Items from a figure collection
^^^^^^^^^^^^^^^^
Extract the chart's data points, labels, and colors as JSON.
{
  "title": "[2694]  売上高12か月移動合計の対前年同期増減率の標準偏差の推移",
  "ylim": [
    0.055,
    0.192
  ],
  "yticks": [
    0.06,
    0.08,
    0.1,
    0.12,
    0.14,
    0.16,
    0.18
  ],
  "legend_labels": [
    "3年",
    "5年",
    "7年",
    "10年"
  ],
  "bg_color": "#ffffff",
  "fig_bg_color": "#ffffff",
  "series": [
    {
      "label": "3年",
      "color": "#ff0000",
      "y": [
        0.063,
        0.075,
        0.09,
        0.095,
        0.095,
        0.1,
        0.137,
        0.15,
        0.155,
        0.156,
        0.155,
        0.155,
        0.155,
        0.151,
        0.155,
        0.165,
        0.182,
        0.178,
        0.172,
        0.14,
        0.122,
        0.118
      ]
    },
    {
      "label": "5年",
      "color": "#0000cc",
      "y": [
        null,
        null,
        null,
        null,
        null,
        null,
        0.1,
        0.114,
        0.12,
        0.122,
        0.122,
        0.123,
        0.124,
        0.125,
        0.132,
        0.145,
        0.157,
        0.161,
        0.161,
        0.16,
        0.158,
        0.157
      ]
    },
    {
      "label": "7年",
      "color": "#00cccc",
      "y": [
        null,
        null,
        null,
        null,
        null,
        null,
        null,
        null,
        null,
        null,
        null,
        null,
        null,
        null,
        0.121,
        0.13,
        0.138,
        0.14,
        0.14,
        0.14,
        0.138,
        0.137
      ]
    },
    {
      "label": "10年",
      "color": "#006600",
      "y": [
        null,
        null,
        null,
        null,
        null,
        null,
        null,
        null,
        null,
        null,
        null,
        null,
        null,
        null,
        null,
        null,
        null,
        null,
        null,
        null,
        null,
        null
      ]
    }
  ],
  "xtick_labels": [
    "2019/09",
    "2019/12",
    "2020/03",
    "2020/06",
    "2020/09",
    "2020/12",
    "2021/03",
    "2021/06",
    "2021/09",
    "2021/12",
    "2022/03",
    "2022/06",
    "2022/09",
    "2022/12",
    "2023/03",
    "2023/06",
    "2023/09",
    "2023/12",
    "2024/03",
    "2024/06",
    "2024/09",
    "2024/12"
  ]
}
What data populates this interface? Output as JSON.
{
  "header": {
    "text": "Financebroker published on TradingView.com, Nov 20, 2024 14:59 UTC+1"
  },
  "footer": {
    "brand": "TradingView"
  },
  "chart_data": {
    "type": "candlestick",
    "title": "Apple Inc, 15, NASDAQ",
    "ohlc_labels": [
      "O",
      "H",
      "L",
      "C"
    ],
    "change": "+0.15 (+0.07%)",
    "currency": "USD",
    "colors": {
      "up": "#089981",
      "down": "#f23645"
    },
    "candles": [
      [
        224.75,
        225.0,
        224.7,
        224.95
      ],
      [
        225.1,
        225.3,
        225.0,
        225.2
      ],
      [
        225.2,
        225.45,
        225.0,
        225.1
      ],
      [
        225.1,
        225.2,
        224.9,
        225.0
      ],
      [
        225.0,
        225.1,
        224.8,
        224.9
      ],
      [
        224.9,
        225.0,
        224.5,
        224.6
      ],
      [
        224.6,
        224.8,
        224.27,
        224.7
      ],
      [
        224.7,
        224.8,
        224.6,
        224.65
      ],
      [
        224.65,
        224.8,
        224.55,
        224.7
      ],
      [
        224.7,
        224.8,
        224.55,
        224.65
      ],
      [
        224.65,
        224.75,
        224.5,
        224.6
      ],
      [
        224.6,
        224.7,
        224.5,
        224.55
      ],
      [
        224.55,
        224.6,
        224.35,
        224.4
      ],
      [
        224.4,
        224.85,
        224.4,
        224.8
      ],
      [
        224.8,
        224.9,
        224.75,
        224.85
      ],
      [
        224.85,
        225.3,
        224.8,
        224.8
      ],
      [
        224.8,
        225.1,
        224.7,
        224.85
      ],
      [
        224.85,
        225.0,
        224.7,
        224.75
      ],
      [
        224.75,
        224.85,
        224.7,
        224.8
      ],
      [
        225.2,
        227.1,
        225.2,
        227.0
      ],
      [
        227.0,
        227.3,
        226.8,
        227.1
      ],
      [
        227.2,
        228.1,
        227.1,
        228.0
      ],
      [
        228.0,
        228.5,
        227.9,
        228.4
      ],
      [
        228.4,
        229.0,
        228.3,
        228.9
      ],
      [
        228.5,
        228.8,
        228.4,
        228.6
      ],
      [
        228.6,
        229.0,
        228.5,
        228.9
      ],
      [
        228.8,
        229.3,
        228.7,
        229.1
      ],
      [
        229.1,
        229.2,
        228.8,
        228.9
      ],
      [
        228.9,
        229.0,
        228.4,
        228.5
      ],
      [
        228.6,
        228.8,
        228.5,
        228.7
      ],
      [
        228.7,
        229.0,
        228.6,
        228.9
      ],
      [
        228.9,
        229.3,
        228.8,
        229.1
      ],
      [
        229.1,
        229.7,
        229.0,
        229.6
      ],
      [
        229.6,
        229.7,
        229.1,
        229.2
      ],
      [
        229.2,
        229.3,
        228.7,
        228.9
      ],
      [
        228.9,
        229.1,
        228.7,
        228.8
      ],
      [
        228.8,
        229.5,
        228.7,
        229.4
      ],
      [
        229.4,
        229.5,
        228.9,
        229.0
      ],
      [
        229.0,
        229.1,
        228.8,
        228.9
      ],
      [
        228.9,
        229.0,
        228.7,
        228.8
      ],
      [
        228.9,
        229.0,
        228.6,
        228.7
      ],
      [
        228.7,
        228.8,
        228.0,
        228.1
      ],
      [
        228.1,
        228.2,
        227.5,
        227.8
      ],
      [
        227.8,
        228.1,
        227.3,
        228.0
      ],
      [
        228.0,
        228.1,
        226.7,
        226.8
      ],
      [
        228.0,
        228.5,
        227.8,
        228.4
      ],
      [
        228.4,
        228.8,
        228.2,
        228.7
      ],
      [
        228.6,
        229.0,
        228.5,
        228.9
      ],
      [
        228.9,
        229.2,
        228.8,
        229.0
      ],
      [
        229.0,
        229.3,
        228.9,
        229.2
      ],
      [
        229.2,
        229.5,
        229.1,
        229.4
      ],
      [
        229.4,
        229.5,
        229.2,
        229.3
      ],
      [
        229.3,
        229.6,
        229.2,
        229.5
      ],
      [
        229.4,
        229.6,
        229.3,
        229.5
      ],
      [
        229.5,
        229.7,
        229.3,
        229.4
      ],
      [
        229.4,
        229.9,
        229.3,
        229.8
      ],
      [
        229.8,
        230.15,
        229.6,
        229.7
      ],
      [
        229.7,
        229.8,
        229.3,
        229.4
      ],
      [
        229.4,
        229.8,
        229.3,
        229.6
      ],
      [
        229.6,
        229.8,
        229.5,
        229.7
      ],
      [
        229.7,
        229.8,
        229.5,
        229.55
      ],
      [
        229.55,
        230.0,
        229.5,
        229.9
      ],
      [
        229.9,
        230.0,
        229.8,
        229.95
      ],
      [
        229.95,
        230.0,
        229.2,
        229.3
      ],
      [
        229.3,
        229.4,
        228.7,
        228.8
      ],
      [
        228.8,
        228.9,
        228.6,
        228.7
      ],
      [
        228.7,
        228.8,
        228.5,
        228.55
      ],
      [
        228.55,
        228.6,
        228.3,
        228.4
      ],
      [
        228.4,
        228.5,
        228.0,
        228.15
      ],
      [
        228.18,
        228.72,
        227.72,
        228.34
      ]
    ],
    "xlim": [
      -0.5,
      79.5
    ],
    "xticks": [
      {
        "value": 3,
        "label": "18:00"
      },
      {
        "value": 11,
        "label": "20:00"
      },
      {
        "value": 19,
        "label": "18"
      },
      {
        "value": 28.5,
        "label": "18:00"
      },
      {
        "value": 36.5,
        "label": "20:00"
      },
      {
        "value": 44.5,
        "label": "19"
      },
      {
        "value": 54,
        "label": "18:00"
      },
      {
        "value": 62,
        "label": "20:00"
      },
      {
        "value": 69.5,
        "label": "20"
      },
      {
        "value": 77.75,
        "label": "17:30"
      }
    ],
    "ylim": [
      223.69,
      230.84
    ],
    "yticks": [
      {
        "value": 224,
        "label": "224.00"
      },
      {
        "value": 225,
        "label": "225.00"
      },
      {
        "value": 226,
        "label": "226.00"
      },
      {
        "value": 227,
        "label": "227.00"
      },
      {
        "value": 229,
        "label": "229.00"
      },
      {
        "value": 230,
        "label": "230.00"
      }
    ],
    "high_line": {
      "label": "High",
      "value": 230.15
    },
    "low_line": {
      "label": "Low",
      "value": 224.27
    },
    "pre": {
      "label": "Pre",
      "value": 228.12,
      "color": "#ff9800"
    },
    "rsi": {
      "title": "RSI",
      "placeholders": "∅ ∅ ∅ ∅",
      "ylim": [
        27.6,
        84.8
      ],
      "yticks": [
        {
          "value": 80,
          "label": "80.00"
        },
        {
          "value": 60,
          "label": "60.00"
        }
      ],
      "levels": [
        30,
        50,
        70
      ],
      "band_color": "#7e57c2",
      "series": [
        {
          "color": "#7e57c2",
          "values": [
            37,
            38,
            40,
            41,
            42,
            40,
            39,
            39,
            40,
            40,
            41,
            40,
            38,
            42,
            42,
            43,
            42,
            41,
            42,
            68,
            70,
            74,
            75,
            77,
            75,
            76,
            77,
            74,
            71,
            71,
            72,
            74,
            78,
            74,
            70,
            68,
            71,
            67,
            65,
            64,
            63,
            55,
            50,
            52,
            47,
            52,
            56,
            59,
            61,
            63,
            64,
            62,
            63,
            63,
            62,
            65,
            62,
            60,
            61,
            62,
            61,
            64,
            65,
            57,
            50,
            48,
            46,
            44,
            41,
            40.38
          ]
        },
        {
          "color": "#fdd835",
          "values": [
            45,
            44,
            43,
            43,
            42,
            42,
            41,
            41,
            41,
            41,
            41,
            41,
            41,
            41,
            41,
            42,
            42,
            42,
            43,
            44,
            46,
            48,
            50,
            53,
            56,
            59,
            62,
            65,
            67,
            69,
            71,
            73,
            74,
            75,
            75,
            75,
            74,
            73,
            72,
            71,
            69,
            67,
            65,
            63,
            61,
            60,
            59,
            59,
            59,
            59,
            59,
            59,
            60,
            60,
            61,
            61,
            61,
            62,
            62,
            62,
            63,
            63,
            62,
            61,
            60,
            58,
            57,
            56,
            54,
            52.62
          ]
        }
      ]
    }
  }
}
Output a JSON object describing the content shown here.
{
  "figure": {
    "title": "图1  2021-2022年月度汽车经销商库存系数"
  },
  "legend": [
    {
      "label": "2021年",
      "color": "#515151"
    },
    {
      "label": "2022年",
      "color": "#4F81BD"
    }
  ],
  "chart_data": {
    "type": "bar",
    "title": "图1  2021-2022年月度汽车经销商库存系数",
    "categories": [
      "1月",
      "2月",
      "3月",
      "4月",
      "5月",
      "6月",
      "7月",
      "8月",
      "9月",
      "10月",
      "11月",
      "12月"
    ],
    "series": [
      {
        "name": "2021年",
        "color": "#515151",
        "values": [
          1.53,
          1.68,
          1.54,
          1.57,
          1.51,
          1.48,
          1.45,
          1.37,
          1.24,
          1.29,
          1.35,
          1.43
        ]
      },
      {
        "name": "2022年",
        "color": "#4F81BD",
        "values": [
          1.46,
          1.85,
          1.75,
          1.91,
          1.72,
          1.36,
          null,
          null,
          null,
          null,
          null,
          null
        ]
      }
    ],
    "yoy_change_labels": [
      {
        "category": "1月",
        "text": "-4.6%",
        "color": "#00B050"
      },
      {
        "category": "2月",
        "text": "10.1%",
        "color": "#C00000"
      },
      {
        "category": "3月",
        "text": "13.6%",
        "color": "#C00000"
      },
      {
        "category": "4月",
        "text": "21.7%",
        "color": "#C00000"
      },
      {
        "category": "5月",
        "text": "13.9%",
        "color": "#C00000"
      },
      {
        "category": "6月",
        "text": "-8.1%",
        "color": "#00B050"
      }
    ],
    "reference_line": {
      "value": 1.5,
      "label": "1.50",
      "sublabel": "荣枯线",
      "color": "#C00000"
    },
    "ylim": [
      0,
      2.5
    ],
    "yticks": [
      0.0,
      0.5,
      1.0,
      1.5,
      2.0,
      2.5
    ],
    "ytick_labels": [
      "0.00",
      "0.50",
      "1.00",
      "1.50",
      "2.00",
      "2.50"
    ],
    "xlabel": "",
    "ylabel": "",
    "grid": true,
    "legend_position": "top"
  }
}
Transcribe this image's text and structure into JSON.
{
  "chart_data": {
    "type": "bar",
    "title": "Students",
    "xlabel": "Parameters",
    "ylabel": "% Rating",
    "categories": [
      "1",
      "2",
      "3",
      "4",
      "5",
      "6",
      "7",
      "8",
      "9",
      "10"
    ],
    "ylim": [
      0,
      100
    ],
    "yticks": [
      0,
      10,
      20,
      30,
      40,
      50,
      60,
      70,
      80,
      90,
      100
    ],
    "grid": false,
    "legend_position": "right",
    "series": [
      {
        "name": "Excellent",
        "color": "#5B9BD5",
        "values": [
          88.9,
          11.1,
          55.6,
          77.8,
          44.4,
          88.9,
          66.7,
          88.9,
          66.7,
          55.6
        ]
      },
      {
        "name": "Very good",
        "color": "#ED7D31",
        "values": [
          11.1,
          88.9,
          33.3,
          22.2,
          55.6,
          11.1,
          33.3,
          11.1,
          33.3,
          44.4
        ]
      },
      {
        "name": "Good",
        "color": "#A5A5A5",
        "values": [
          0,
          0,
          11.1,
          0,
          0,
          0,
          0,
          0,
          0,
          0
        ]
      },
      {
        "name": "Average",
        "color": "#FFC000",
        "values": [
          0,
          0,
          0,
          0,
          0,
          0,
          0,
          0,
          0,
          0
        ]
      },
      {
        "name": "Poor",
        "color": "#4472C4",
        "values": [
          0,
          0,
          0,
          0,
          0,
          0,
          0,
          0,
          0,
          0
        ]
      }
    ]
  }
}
^^^^^^^^^^^^^^^^
Pull out each line containing the word "text" and copy it.

● Answer to this task:
    "text": "Financebroker published on TradingView.com, Nov 20, 2024 14:59 UTC+1"
        "text": "-4.6%",
        "text": "10.1%",
        "text": "13.6%",
        "text": "21.7%",
        "text": "13.9%",
        "text": "-8.1%",
Transcribe this image's text and structure into JSON.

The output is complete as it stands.